# [Task objective]
For each line below that contains the word "document", return that line.

--- Data extract ---

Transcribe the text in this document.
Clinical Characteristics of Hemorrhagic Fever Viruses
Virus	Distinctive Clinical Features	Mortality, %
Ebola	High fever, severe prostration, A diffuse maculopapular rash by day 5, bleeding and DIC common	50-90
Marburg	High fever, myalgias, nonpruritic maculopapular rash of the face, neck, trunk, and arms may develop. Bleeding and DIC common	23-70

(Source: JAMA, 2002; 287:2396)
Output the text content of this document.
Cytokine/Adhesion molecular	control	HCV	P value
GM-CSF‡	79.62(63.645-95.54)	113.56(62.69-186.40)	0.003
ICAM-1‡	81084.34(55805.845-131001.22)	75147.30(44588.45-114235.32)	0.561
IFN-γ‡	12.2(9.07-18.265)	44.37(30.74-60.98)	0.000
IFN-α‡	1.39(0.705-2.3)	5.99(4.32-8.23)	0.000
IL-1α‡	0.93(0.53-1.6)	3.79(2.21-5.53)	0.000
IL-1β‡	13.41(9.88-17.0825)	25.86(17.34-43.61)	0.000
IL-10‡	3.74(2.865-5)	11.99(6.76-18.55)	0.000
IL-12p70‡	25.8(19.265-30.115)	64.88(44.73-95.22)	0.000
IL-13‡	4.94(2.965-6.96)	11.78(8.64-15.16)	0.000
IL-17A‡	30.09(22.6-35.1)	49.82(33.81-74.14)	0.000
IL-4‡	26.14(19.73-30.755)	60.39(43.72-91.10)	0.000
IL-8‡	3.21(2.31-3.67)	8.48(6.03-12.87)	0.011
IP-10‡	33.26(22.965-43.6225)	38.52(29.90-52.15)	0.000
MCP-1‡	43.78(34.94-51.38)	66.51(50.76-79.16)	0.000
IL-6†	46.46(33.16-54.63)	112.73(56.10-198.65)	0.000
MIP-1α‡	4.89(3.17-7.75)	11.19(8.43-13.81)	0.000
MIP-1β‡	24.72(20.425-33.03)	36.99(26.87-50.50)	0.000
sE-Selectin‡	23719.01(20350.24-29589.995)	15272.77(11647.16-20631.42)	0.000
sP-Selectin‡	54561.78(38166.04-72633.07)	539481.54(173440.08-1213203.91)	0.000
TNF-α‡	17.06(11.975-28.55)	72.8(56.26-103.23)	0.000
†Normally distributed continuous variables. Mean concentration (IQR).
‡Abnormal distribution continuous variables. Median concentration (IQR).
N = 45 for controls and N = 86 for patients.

---

# [Answer section]
Transcribe the text in this document.
Output the text content of this document.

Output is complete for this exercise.